◆ What to do:
Copy out the data below as written; omit any images.

━━━━

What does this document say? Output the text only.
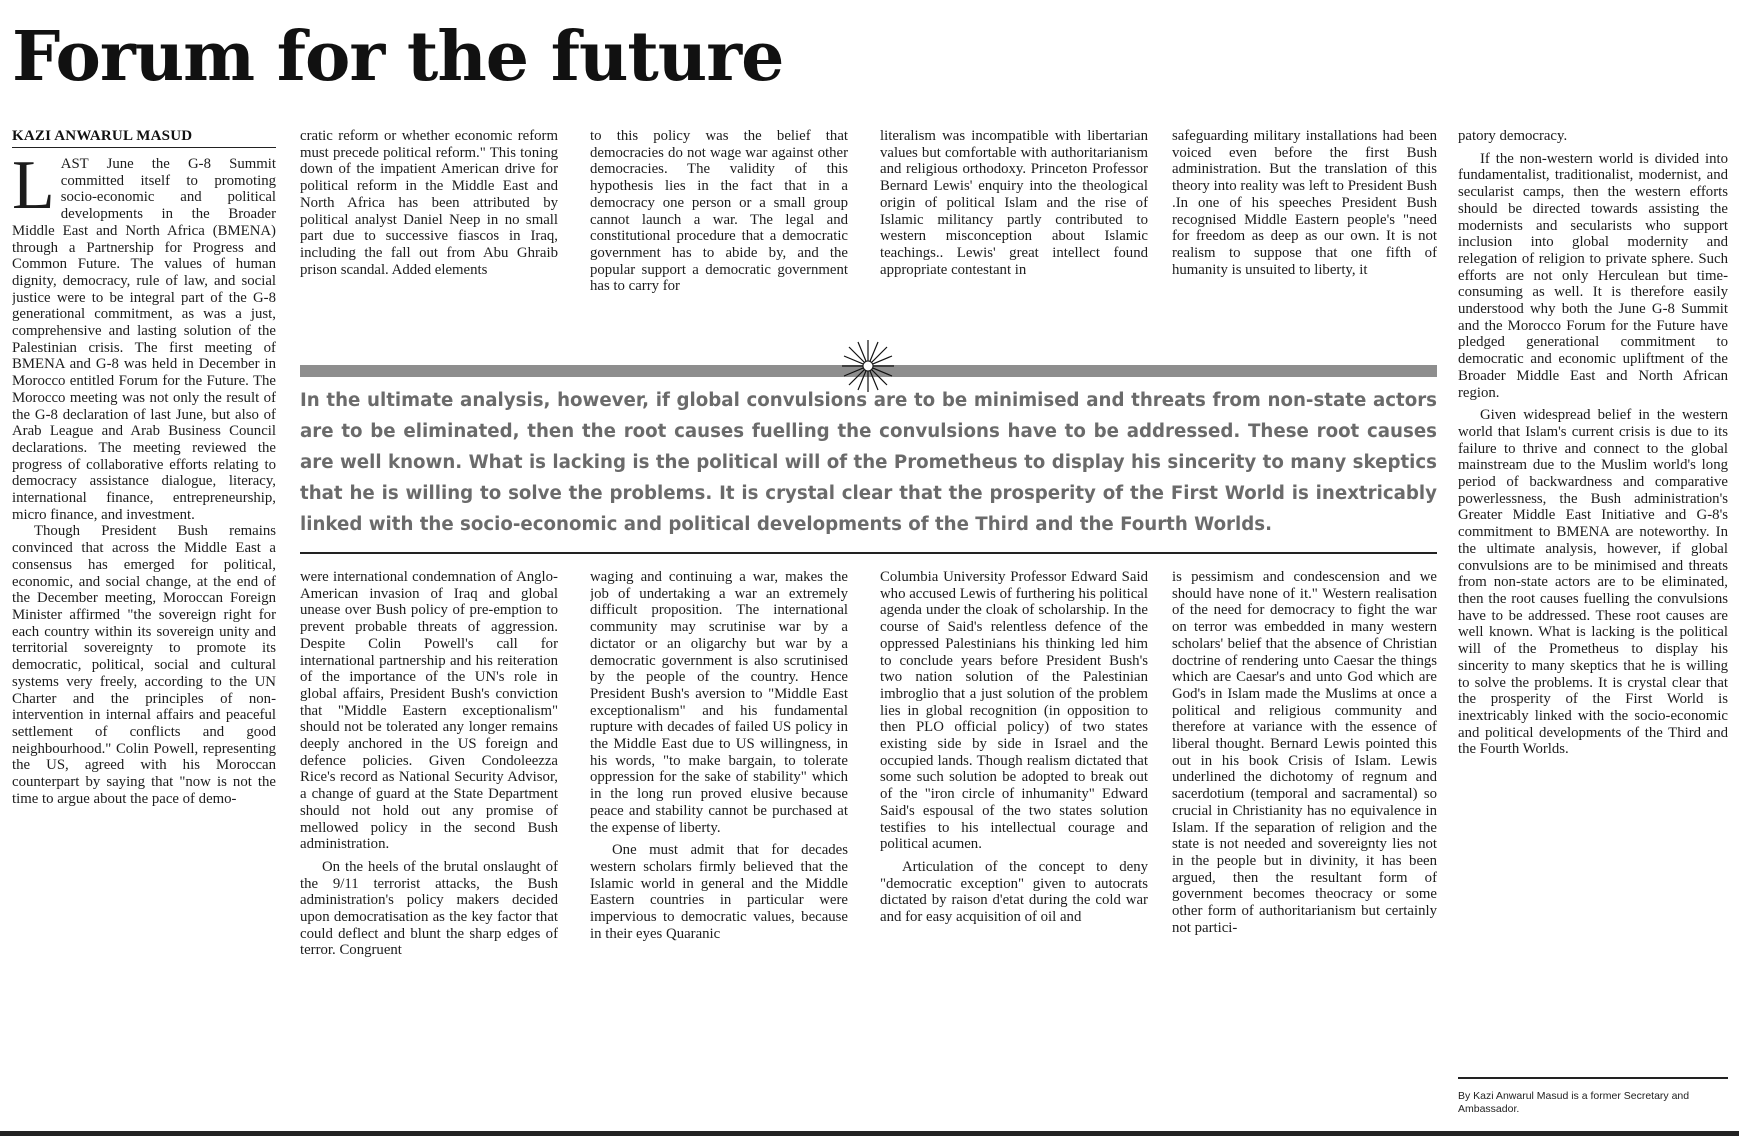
Forum for the future
KAZI ANWARUL MASUD
L AST June the G-8 Summit committed itself to promoting socio-economic and political developments in the Broader Middle East and North Africa (BMENA) through a Partnership for Progress and Common Future. The values of human dignity, democracy, rule of law, and social justice were to be integral part of the G-8 generational commitment, as was a just, comprehensive and lasting solution of the Palestinian crisis. The first meeting of BMENA and G-8 was held in December in Morocco entitled Forum for the Future. The Morocco meeting was not only the result of the G-8 declaration of last June, but also of Arab League and Arab Business Council declarations. The meeting reviewed the progress of collaborative efforts relating to democracy assistance dialogue, literacy, international finance, entrepreneurship, micro finance, and investment.

Though President Bush remains convinced that across the Middle East a consensus has emerged for political, economic, and social change, at the end of the December meeting, Moroccan Foreign Minister affirmed "the sovereign right for each country within its sovereign unity and territorial sovereignty to promote its democratic, political, social and cultural systems very freely, according to the UN Charter and the principles of non-intervention in internal affairs and peaceful settlement of conflicts and good neighbourhood." Colin Powell, representing the US, agreed with his Moroccan counterpart by saying that "now is not the time to argue about the pace of demo-

cratic reform or whether economic reform must precede political reform." This toning down of the impatient American drive for political reform in the Middle East and North Africa has been attributed by political analyst Daniel Neep in no small part due to successive fiascos in Iraq, including the fall out from Abu Ghraib prison scandal. Added elements

to this policy was the belief that democracies do not wage war against other democracies. The validity of this hypothesis lies in the fact that in a democracy one person or a small group cannot launch a war. The legal and constitutional procedure that a democratic government has to abide by, and the popular support a democratic government has to carry for

literalism was incompatible with libertarian values but comfortable with authoritarianism and religious orthodoxy. Princeton Professor Bernard Lewis' enquiry into the theological origin of political Islam and the rise of Islamic militancy partly contributed to western misconception about Islamic teachings.. Lewis' great intellect found appropriate contestant in

safeguarding military installations had been voiced even before the first Bush administration. But the translation of this theory into reality was left to President Bush .In one of his speeches President Bush recognised Middle Eastern people's "need for freedom as deep as our own. It is not realism to suppose that one fifth of humanity is unsuited to liberty, it

In the ultimate analysis, however, if global convulsions are to be minimised and threats from non-state actors are to be eliminated, then the root causes fuelling the convulsions have to be addressed. These root causes are well known. What is lacking is the political will of the Prometheus to display his sincerity to many skeptics that he is willing to solve the problems. It is crystal clear that the prosperity of the First World is inextricably linked with the socio-economic and political developments of the Third and the Fourth Worlds.

were international condemnation of Anglo-American invasion of Iraq and global unease over Bush policy of pre-emption to prevent probable threats of aggression. Despite Colin Powell's call for international partnership and his reiteration of the importance of the UN's role in global affairs, President Bush's conviction that "Middle Eastern exceptionalism" should not be tolerated any longer remains deeply anchored in the US foreign and defence policies. Given Condoleezza Rice's record as National Security Advisor, a change of guard at the State Department should not hold out any promise of mellowed policy in the second Bush administration.

On the heels of the brutal onslaught of the 9/11 terrorist attacks, the Bush administration's policy makers decided upon democratisation as the key factor that could deflect and blunt the sharp edges of terror. Congruent

waging and continuing a war, makes the job of undertaking a war an extremely difficult proposition. The international community may scrutinise war by a dictator or an oligarchy but war by a democratic government is also scrutinised by the people of the country. Hence President Bush's aversion to "Middle East exceptionalism" and his fundamental rupture with decades of failed US policy in the Middle East due to US willingness, in his words, "to make bargain, to tolerate oppression for the sake of stability" which in the long run proved elusive because peace and stability cannot be purchased at the expense of liberty.

One must admit that for decades western scholars firmly believed that the Islamic world in general and the Middle Eastern countries in particular were impervious to democratic values, because in their eyes Quaranic

Columbia University Professor Edward Said who accused Lewis of furthering his political agenda under the cloak of scholarship. In the course of Said's relentless defence of the oppressed Palestinians his thinking led him to conclude years before President Bush's two nation solution of the Palestinian imbroglio that a just solution of the problem lies in global recognition (in opposition to then PLO official policy) of two states existing side by side in Israel and the occupied lands. Though realism dictated that some such solution be adopted to break out of the "iron circle of inhumanity" Edward Said's espousal of the two states solution testifies to his intellectual courage and political acumen.

Articulation of the concept to deny "democratic exception" given to autocrats dictated by raison d'etat during the cold war and for easy acquisition of oil and

is pessimism and condescension and we should have none of it." Western realisation of the need for democracy to fight the war on terror was embedded in many western scholars' belief that the absence of Christian doctrine of rendering unto Caesar the things which are Caesar's and unto God which are God's in Islam made the Muslims at once a political and religious community and therefore at variance with the essence of liberal thought. Bernard Lewis pointed this out in his book Crisis of Islam. Lewis underlined the dichotomy of regnum and sacerdotium (temporal and sacramental) so crucial in Christianity has no equivalence in Islam. If the separation of religion and the state is not needed and sovereignty lies not in the people but in divinity, it has been argued, then the resultant form of government becomes theocracy or some other form of authoritarianism but certainly not partici-

patory democracy.

If the non-western world is divided into fundamentalist, traditionalist, modernist, and secularist camps, then the western efforts should be directed towards assisting the modernists and secularists who support inclusion into global modernity and relegation of religion to private sphere. Such efforts are not only Herculean but time-consuming as well. It is therefore easily understood why both the June G-8 Summit and the Morocco Forum for the Future have pledged generational commitment to democratic and economic upliftment of the Broader Middle East and North African region.

Given widespread belief in the western world that Islam's current crisis is due to its failure to thrive and connect to the global mainstream due to the Muslim world's long period of backwardness and comparative powerlessness, the Bush administration's Greater Middle East Initiative and G-8's commitment to BMENA are noteworthy. In the ultimate analysis, however, if global convulsions are to be minimised and threats from non-state actors are to be eliminated, then the root causes fuelling the convulsions have to be addressed. These root causes are well known. What is lacking is the political will of the Prometheus to display his sincerity to many skeptics that he is willing to solve the problems. It is crystal clear that the prosperity of the First World is inextricably linked with the socio-economic and political developments of the Third and the Fourth Worlds.

By Kazi Anwarul Masud is a former Secretary and Ambassador.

━━━━

◆ Written answer:
What does this document say? Output the text only.
Forum for the future
KAZI ANWARUL MASUD
L AST June the G-8 Summit committed itself to promoting socio-economic and political developments in the Broader Middle East and North Africa (BMENA) through a Partnership for Progress and Common Future. The values of human dignity, democracy, rule of law, and social justice were to be integral part of the G-8 generational commitment, as was a just, comprehensive and lasting solution of the Palestinian crisis. The first meeting of BMENA and G-8 was held in December in Morocco entitled Forum for the Future. The Morocco meeting was not only the result of the G-8 declaration of last June, but also of Arab League and Arab Business Council declarations. The meeting reviewed the progress of collaborative efforts relating to democracy assistance dialogue, literacy, international finance, entrepreneurship, micro finance, and investment.

Though President Bush remains convinced that across the Middle East a consensus has emerged for political, economic, and social change, at the end of the December meeting, Moroccan Foreign Minister affirmed "the sovereign right for each country within its sovereign unity and territorial sovereignty to promote its democratic, political, social and cultural systems very freely, according to the UN Charter and the principles of non-intervention in internal affairs and peaceful settlement of conflicts and good neighbourhood." Colin Powell, representing the US, agreed with his Moroccan counterpart by saying that "now is not the time to argue about the pace of demo-

cratic reform or whether economic reform must precede political reform." This toning down of the impatient American drive for political reform in the Middle East and North Africa has been attributed by political analyst Daniel Neep in no small part due to successive fiascos in Iraq, including the fall out from Abu Ghraib prison scandal. Added elements

to this policy was the belief that democracies do not wage war against other democracies. The validity of this hypothesis lies in the fact that in a democracy one person or a small group cannot launch a war. The legal and constitutional procedure that a democratic government has to abide by, and the popular support a democratic government has to carry for

literalism was incompatible with libertarian values but comfortable with authoritarianism and religious orthodoxy. Princeton Professor Bernard Lewis' enquiry into the theological origin of political Islam and the rise of Islamic militancy partly contributed to western misconception about Islamic teachings.. Lewis' great intellect found appropriate contestant in

safeguarding military installations had been voiced even before the first Bush administration. But the translation of this theory into reality was left to President Bush .In one of his speeches President Bush recognised Middle Eastern people's "need for freedom as deep as our own. It is not realism to suppose that one fifth of humanity is unsuited to liberty, it

In the ultimate analysis, however, if global convulsions are to be minimised and threats from non-state actors are to be eliminated, then the root causes fuelling the convulsions have to be addressed. These root causes are well known. What is lacking is the political will of the Prometheus to display his sincerity to many skeptics that he is willing to solve the problems. It is crystal clear that the prosperity of the First World is inextricably linked with the socio-economic and political developments of the Third and the Fourth Worlds.

were international condemnation of Anglo-American invasion of Iraq and global unease over Bush policy of pre-emption to prevent probable threats of aggression. Despite Colin Powell's call for international partnership and his reiteration of the importance of the UN's role in global affairs, President Bush's conviction that "Middle Eastern exceptionalism" should not be tolerated any longer remains deeply anchored in the US foreign and defence policies. Given Condoleezza Rice's record as National Security Advisor, a change of guard at the State Department should not hold out any promise of mellowed policy in the second Bush administration.

On the heels of the brutal onslaught of the 9/11 terrorist attacks, the Bush administration's policy makers decided upon democratisation as the key factor that could deflect and blunt the sharp edges of terror. Congruent

waging and continuing a war, makes the job of undertaking a war an extremely difficult proposition. The international community may scrutinise war by a dictator or an oligarchy but war by a democratic government is also scrutinised by the people of the country. Hence President Bush's aversion to "Middle East exceptionalism" and his fundamental rupture with decades of failed US policy in the Middle East due to US willingness, in his words, "to make bargain, to tolerate oppression for the sake of stability" which in the long run proved elusive because peace and stability cannot be purchased at the expense of liberty.

One must admit that for decades western scholars firmly believed that the Islamic world in general and the Middle Eastern countries in particular were impervious to democratic values, because in their eyes Quaranic

Columbia University Professor Edward Said who accused Lewis of furthering his political agenda under the cloak of scholarship. In the course of Said's relentless defence of the oppressed Palestinians his thinking led him to conclude years before President Bush's two nation solution of the Palestinian imbroglio that a just solution of the problem lies in global recognition (in opposition to then PLO official policy) of two states existing side by side in Israel and the occupied lands. Though realism dictated that some such solution be adopted to break out of the "iron circle of inhumanity" Edward Said's espousal of the two states solution testifies to his intellectual courage and political acumen.

Articulation of the concept to deny "democratic exception" given to autocrats dictated by raison d'etat during the cold war and for easy acquisition of oil and

is pessimism and condescension and we should have none of it." Western realisation of the need for democracy to fight the war on terror was embedded in many western scholars' belief that the absence of Christian doctrine of rendering unto Caesar the things which are Caesar's and unto God which are God's in Islam made the Muslims at once a political and religious community and therefore at variance with the essence of liberal thought. Bernard Lewis pointed this out in his book Crisis of Islam. Lewis underlined the dichotomy of regnum and sacerdotium (temporal and sacramental) so crucial in Christianity has no equivalence in Islam. If the separation of religion and the state is not needed and sovereignty lies not in the people but in divinity, it has been argued, then the resultant form of government becomes theocracy or some other form of authoritarianism but certainly not partici-

patory democracy.

If the non-western world is divided into fundamentalist, traditionalist, modernist, and secularist camps, then the western efforts should be directed towards assisting the modernists and secularists who support inclusion into global modernity and relegation of religion to private sphere. Such efforts are not only Herculean but time-consuming as well. It is therefore easily understood why both the June G-8 Summit and the Morocco Forum for the Future have pledged generational commitment to democratic and economic upliftment of the Broader Middle East and North African region.

Given widespread belief in the western world that Islam's current crisis is due to its failure to thrive and connect to the global mainstream due to the Muslim world's long period of backwardness and comparative powerlessness, the Bush administration's Greater Middle East Initiative and G-8's commitment to BMENA are noteworthy. In the ultimate analysis, however, if global convulsions are to be minimised and threats from non-state actors are to be eliminated, then the root causes fuelling the convulsions have to be addressed. These root causes are well known. What is lacking is the political will of the Prometheus to display his sincerity to many skeptics that he is willing to solve the problems. It is crystal clear that the prosperity of the First World is inextricably linked with the socio-economic and political developments of the Third and the Fourth Worlds.

By Kazi Anwarul Masud is a former Secretary and Ambassador.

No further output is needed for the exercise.